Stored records
################

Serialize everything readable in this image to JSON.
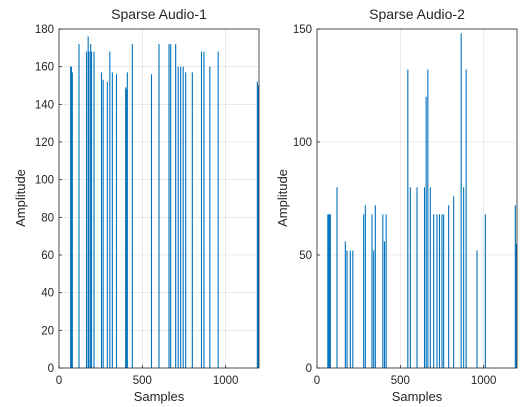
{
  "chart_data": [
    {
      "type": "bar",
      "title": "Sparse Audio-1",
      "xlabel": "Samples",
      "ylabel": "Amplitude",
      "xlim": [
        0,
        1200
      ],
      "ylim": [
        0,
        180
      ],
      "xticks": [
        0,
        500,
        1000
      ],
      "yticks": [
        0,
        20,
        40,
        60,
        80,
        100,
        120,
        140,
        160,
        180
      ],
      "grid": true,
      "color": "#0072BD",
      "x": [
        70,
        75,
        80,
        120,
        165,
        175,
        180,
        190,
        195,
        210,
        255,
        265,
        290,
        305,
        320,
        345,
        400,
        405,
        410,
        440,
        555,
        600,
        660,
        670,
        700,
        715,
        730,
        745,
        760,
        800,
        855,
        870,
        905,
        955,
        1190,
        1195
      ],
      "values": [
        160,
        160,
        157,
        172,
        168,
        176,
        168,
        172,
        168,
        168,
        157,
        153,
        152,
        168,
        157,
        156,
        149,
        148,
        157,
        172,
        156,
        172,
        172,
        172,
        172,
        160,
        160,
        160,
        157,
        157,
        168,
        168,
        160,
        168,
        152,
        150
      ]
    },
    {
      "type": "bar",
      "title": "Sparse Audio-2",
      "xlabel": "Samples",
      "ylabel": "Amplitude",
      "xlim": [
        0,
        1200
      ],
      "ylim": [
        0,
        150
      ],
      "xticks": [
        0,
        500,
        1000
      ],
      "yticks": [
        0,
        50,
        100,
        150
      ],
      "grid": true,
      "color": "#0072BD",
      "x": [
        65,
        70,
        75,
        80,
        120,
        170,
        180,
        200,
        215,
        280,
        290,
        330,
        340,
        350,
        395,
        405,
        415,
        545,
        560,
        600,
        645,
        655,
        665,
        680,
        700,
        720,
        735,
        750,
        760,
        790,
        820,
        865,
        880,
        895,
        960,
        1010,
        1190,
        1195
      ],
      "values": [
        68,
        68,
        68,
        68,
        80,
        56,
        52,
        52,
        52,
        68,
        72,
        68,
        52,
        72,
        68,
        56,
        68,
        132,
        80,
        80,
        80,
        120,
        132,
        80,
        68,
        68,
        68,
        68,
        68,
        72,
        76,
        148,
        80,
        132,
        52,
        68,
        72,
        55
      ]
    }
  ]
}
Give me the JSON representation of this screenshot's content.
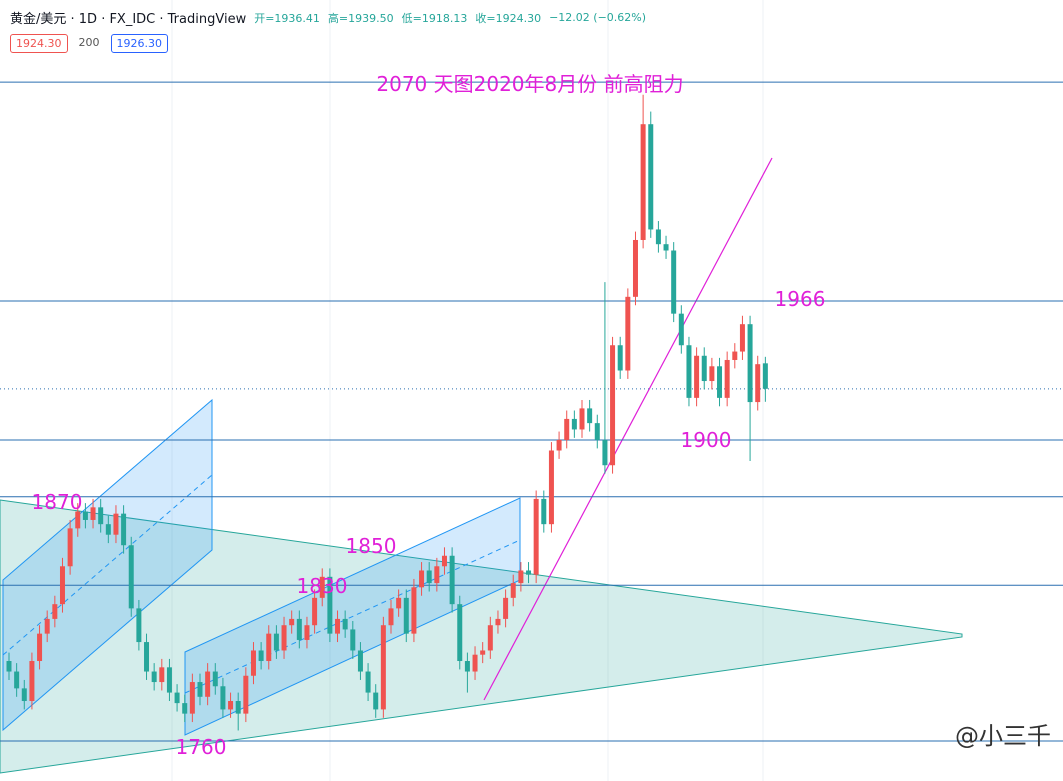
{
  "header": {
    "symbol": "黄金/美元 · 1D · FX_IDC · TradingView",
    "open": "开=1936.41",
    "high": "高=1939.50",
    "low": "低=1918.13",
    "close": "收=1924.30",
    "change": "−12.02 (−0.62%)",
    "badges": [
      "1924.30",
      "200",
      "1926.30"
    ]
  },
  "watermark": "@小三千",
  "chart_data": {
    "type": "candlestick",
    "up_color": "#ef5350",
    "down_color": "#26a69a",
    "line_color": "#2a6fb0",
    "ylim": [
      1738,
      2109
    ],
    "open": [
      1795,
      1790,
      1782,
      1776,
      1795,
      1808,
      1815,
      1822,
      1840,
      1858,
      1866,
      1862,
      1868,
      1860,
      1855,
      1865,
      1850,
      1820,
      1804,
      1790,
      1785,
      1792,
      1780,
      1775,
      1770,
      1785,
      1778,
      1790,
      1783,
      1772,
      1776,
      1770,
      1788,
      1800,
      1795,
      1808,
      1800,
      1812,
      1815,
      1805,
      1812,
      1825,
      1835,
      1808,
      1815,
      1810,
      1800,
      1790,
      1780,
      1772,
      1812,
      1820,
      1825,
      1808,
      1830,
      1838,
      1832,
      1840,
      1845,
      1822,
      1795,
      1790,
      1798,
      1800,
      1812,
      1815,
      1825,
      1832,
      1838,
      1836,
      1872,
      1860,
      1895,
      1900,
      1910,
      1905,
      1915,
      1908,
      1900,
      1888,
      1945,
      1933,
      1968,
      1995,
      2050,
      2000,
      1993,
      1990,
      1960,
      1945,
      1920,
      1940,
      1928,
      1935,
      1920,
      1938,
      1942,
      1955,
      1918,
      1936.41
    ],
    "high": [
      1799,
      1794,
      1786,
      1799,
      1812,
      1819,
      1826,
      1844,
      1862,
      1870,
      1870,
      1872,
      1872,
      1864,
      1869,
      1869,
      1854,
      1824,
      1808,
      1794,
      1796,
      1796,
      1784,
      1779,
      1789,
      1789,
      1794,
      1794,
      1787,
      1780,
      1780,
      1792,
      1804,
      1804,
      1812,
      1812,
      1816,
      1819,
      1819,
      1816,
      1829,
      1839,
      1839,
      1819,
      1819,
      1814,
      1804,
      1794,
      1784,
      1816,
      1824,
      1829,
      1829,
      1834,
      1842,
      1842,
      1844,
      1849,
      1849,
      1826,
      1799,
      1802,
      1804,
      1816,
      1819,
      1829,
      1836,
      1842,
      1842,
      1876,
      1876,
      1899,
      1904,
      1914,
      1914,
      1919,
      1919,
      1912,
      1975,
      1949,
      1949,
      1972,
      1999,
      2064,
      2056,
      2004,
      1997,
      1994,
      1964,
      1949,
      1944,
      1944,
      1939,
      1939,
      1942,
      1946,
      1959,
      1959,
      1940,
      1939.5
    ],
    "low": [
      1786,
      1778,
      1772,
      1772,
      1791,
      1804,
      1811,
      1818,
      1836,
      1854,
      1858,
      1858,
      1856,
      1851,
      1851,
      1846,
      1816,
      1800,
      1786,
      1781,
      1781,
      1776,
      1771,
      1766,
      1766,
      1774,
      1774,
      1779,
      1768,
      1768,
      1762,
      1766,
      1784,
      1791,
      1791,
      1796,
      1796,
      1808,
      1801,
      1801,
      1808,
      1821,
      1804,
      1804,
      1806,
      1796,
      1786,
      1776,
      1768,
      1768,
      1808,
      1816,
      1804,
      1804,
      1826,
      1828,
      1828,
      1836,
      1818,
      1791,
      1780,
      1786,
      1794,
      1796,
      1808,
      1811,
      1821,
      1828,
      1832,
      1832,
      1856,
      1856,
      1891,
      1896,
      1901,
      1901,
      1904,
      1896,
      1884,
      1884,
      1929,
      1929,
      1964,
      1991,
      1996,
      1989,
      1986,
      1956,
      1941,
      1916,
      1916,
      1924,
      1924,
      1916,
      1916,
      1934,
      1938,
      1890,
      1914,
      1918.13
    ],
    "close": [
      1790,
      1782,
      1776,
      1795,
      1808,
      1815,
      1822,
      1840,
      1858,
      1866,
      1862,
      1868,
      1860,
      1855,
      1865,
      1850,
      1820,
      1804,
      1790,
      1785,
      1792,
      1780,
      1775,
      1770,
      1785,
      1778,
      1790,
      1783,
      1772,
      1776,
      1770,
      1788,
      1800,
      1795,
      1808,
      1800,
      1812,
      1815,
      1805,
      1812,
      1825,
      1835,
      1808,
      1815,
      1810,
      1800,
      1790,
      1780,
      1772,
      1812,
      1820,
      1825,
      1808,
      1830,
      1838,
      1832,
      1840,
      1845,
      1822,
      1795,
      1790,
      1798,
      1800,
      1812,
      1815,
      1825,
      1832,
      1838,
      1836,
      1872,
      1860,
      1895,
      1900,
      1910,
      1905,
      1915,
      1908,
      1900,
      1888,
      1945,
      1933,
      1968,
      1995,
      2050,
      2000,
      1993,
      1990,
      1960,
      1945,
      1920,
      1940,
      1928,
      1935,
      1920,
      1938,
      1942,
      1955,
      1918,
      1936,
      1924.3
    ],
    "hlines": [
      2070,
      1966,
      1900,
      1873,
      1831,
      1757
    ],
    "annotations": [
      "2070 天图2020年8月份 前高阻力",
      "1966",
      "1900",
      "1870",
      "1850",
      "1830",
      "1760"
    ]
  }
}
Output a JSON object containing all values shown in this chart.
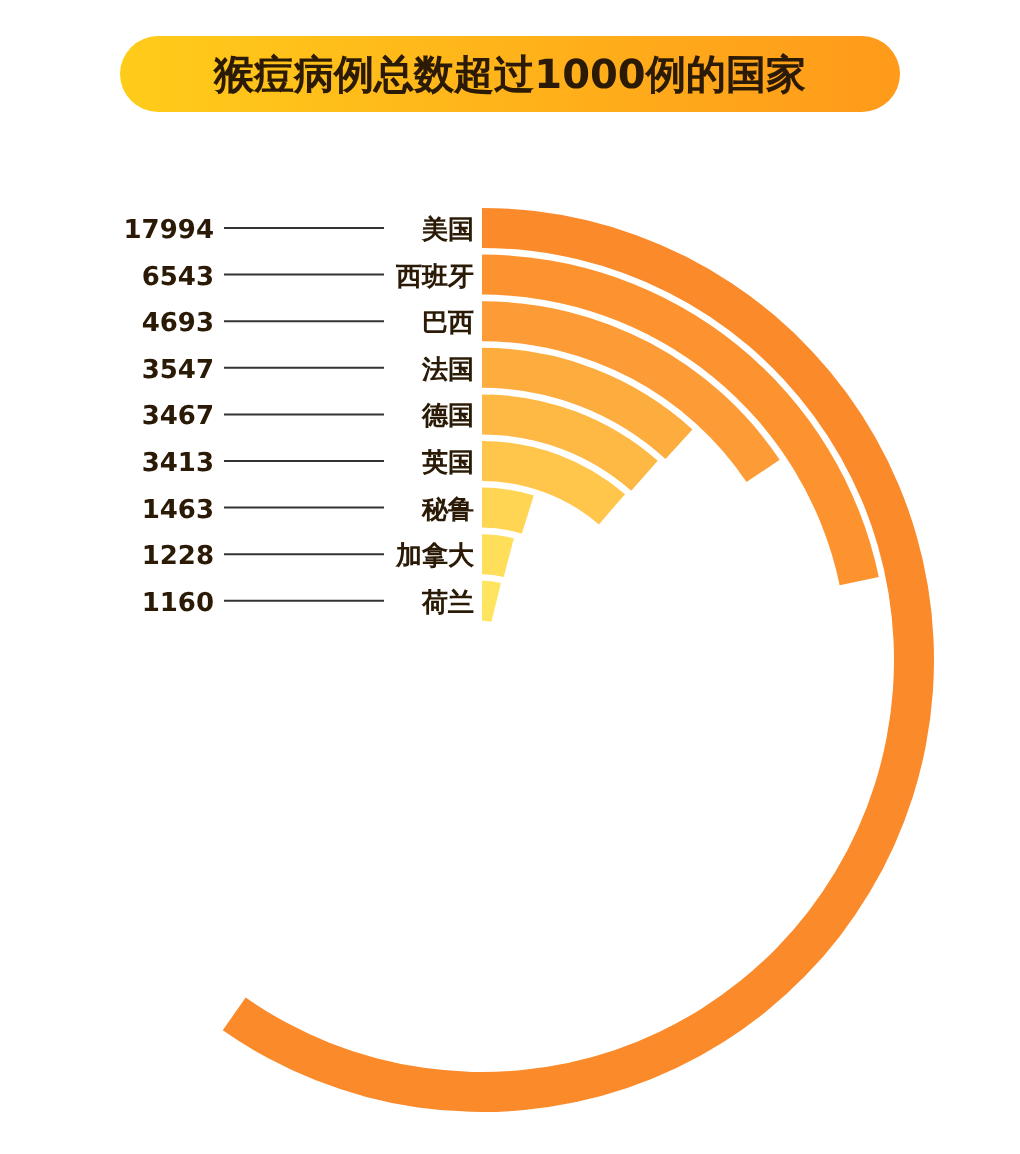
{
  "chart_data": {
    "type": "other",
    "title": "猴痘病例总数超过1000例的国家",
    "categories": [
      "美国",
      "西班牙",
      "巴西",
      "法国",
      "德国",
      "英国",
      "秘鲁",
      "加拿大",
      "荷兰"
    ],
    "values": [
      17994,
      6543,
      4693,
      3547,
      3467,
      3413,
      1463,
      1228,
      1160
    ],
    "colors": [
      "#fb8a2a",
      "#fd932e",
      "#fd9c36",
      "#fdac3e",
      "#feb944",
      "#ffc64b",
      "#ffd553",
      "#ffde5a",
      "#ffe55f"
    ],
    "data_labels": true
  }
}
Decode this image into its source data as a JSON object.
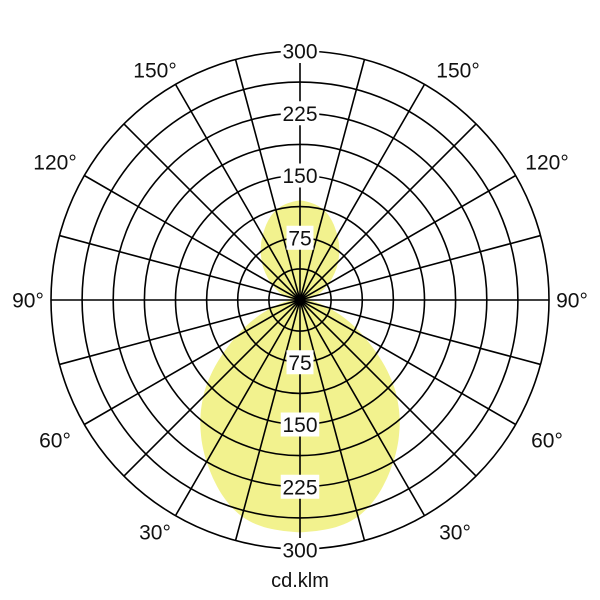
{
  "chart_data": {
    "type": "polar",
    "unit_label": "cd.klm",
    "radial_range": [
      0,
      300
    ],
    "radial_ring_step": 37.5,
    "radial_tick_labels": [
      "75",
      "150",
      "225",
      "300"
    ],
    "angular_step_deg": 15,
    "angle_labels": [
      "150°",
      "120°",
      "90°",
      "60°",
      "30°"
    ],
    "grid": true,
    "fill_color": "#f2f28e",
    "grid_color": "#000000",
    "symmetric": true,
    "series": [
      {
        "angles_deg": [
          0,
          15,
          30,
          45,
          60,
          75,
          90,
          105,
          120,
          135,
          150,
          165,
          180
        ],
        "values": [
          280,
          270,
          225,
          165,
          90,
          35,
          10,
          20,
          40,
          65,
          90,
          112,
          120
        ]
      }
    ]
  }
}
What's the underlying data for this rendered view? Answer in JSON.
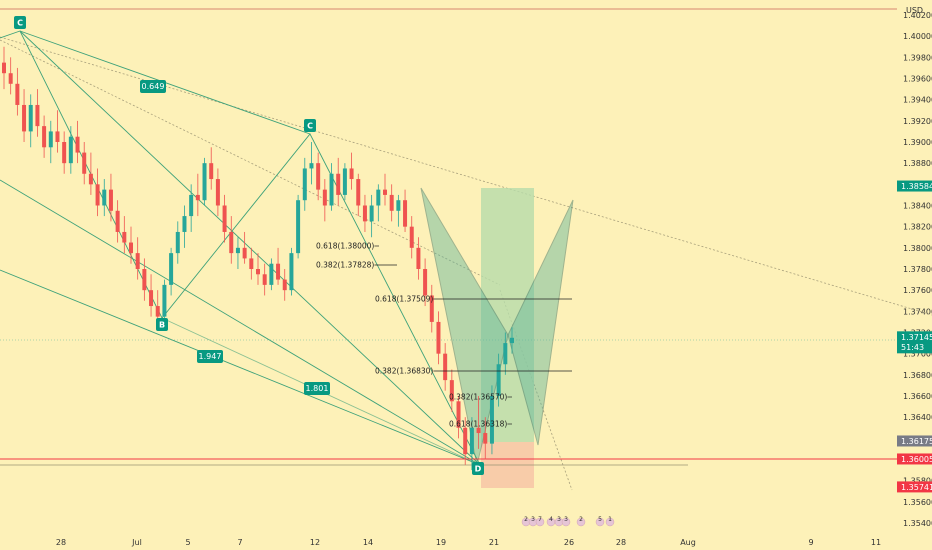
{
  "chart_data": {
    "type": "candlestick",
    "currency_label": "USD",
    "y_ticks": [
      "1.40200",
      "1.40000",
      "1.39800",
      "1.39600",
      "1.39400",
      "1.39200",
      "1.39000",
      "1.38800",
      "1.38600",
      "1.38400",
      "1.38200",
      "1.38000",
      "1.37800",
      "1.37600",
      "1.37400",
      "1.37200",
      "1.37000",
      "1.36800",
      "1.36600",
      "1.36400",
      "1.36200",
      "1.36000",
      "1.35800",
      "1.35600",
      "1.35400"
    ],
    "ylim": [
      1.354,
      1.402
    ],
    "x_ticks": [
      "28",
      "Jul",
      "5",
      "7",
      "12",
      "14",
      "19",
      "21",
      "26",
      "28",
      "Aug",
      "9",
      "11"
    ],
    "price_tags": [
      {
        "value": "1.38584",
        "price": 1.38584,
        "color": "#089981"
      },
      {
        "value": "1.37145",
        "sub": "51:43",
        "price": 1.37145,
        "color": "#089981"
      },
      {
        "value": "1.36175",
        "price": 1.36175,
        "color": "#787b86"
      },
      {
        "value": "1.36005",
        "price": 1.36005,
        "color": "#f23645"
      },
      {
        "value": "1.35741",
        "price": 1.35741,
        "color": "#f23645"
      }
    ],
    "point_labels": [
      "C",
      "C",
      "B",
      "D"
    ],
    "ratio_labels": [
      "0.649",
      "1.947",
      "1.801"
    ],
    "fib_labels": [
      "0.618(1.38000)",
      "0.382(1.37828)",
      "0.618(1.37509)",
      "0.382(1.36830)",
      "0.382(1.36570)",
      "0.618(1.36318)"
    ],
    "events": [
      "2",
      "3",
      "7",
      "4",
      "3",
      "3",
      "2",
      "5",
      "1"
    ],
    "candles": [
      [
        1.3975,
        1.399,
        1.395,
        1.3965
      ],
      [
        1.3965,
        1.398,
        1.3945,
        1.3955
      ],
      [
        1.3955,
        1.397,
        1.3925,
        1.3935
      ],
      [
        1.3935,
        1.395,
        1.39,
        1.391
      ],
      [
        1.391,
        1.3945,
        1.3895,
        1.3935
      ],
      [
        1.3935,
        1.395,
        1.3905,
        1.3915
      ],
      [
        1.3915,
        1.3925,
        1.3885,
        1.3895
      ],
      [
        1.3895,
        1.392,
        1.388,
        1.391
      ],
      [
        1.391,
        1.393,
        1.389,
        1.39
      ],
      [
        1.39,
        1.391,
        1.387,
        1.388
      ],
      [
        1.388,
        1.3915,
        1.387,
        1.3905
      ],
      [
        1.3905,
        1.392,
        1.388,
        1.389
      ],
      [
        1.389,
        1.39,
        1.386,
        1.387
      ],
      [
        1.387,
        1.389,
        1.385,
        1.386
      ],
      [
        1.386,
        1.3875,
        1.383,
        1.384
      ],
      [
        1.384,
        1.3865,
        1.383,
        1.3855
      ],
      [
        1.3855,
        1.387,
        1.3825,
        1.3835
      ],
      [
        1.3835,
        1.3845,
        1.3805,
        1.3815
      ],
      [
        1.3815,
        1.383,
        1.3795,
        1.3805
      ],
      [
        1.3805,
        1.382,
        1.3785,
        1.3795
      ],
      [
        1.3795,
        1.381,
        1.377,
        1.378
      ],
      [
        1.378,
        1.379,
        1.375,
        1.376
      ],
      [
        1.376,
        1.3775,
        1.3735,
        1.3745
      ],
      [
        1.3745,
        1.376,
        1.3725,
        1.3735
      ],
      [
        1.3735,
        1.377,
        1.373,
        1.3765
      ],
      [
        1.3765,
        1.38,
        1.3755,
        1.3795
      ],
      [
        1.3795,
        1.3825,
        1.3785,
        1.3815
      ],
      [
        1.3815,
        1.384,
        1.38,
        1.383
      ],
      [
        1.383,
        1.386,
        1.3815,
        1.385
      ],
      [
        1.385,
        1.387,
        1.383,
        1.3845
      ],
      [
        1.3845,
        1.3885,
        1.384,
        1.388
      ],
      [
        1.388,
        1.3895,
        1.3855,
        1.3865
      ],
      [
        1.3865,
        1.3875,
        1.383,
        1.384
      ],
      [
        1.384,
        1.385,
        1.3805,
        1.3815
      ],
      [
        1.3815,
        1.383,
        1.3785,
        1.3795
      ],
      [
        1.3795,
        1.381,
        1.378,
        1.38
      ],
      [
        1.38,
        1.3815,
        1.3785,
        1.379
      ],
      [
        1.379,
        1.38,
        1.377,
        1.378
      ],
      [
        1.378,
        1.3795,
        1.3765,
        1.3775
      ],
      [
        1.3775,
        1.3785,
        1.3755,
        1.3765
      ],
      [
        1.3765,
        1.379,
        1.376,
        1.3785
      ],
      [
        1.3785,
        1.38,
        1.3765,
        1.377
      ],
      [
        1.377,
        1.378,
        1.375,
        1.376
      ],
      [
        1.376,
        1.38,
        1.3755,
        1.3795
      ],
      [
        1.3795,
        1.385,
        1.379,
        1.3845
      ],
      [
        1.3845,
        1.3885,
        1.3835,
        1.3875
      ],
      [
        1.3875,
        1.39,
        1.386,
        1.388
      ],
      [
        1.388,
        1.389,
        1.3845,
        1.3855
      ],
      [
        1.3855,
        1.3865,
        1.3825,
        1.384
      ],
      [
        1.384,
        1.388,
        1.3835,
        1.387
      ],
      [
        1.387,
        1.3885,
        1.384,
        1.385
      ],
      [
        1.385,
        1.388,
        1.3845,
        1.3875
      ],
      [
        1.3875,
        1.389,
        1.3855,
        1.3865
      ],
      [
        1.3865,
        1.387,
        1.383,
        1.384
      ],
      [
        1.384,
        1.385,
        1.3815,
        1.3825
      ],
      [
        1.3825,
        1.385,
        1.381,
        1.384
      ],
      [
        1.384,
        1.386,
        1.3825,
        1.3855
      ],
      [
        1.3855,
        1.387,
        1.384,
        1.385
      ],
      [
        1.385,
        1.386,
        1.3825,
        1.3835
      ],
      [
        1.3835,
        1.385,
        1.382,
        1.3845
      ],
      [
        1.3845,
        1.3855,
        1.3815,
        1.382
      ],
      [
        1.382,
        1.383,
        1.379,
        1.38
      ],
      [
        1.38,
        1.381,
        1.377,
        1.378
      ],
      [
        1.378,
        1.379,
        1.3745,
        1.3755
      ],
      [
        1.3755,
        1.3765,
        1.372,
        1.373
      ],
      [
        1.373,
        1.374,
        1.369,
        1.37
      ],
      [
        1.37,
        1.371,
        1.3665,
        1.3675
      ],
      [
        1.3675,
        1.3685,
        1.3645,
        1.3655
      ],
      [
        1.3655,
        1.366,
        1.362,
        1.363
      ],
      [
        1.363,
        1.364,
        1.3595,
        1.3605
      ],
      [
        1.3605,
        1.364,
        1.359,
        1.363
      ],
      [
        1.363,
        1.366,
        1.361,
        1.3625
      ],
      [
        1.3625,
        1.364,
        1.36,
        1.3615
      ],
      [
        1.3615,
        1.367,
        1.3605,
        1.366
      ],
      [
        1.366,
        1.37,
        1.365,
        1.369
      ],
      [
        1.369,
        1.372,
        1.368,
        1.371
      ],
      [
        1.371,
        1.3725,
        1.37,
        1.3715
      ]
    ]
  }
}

################

Copy out each line of the data containing the string "title".

      "title": "Sparse Audio-1",
      "title": "Sparse Audio-2",
    "title": "猴痘病例总数超过1000例的国家",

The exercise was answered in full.